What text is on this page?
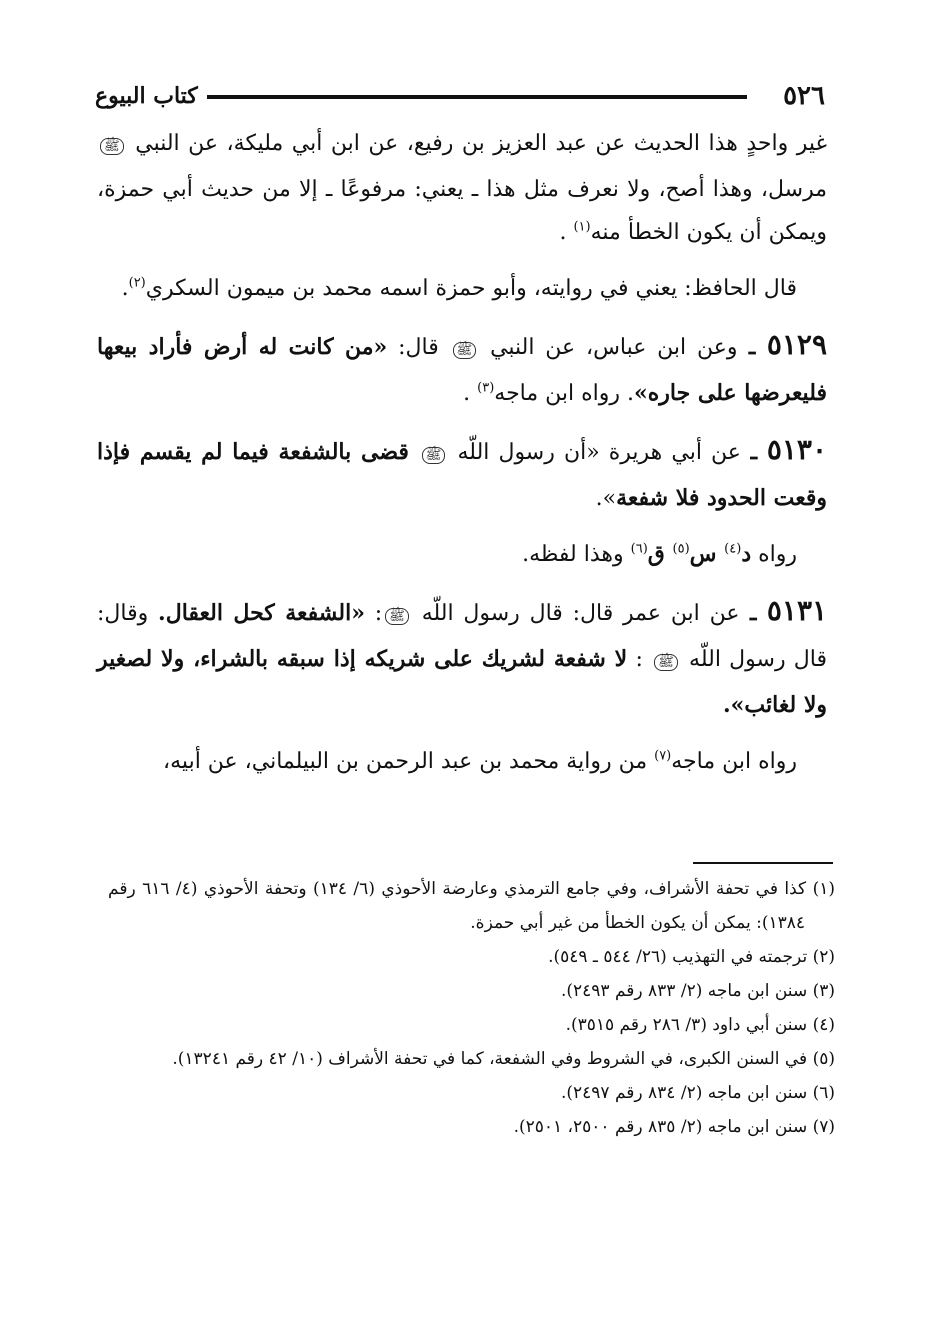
٥٢٦
كتاب البيوع

غير واحدٍ هذا الحديث عن عبد العزيز بن رفيع، عن ابن أبي مليكة، عن النبي ﷺ مرسل، وهذا أصح، ولا نعرف مثل هذا ـ يعني: مرفوعًا ـ إلا من حديث أبي حمزة، ويمكن أن يكون الخطأ منه$^{(١)}$ .

قال الحافظ: يعني في روايته، وأبو حمزة اسمه محمد بن ميمون السكري$^{(٢)}$.

٥١٢٩ ـ وعن ابن عباس، عن النبي ﷺ قال: «من كانت له أرض فأراد بيعها فليعرضها على جاره». رواه ابن ماجه$^{(٣)}$ .

٥١٣٠ ـ عن أبي هريرة «أن رسول اللّه ﷺ قضى بالشفعة فيما لم يقسم فإذا وقعت الحدود فلا شفعة».

رواه د$^{(٤)}$ س$^{(٥)}$ ق$^{(٦)}$ وهذا لفظه.

٥١٣١ ـ عن ابن عمر قال: قال رسول اللّه ﷺ: «الشفعة كحل العقال. وقال: قال رسول اللّه ﷺ : لا شفعة لشريك على شريكه إذا سبقه بالشراء، ولا لصغير ولا لغائب».

رواه ابن ماجه$^{(٧)}$ من رواية محمد بن عبد الرحمن بن البيلماني، عن أبيه،

(١) كذا في تحفة الأشراف، وفي جامع الترمذي وعارضة الأحوذي (٦/ ١٣٤) وتحفة الأحوذي (٤/ ٦١٦ رقم ١٣٨٤): يمكن أن يكون الخطأ من غير أبي حمزة.

(٢) ترجمته في التهذيب (٢٦/ ٥٤٤ ـ ٥٤٩).

(٣) سنن ابن ماجه (٢/ ٨٣٣ رقم ٢٤٩٣).

(٤) سنن أبي داود (٣/ ٢٨٦ رقم ٣٥١٥).

(٥) في السنن الكبرى، في الشروط وفي الشفعة، كما في تحفة الأشراف (١٠/ ٤٢ رقم ١٣٢٤١).

(٦) سنن ابن ماجه (٢/ ٨٣٤ رقم ٢٤٩٧).

(٧) سنن ابن ماجه (٢/ ٨٣٥ رقم ٢٥٠٠، ٢٥٠١).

§

Every entry above is to be set down exactly; the pictures are to be left out.

— Result of this task —
What text is on this page?
٥٢٦
كتاب البيوع

غير واحدٍ هذا الحديث عن عبد العزيز بن رفيع، عن ابن أبي مليكة، عن النبي ﷺ مرسل، وهذا أصح، ولا نعرف مثل هذا ـ يعني: مرفوعًا ـ إلا من حديث أبي حمزة، ويمكن أن يكون الخطأ منه$^{(١)}$ .

قال الحافظ: يعني في روايته، وأبو حمزة اسمه محمد بن ميمون السكري$^{(٢)}$.

٥١٢٩ ـ وعن ابن عباس، عن النبي ﷺ قال: «من كانت له أرض فأراد بيعها فليعرضها على جاره». رواه ابن ماجه$^{(٣)}$ .

٥١٣٠ ـ عن أبي هريرة «أن رسول اللّه ﷺ قضى بالشفعة فيما لم يقسم فإذا وقعت الحدود فلا شفعة».

رواه د$^{(٤)}$ س$^{(٥)}$ ق$^{(٦)}$ وهذا لفظه.

٥١٣١ ـ عن ابن عمر قال: قال رسول اللّه ﷺ: «الشفعة كحل العقال. وقال: قال رسول اللّه ﷺ : لا شفعة لشريك على شريكه إذا سبقه بالشراء، ولا لصغير ولا لغائب».

رواه ابن ماجه$^{(٧)}$ من رواية محمد بن عبد الرحمن بن البيلماني، عن أبيه،

(١) كذا في تحفة الأشراف، وفي جامع الترمذي وعارضة الأحوذي (٦/ ١٣٤) وتحفة الأحوذي (٤/ ٦١٦ رقم ١٣٨٤): يمكن أن يكون الخطأ من غير أبي حمزة.

(٢) ترجمته في التهذيب (٢٦/ ٥٤٤ ـ ٥٤٩).

(٣) سنن ابن ماجه (٢/ ٨٣٣ رقم ٢٤٩٣).

(٤) سنن أبي داود (٣/ ٢٨٦ رقم ٣٥١٥).

(٥) في السنن الكبرى، في الشروط وفي الشفعة، كما في تحفة الأشراف (١٠/ ٤٢ رقم ١٣٢٤١).

(٦) سنن ابن ماجه (٢/ ٨٣٤ رقم ٢٤٩٧).

(٧) سنن ابن ماجه (٢/ ٨٣٥ رقم ٢٥٠٠، ٢٥٠١).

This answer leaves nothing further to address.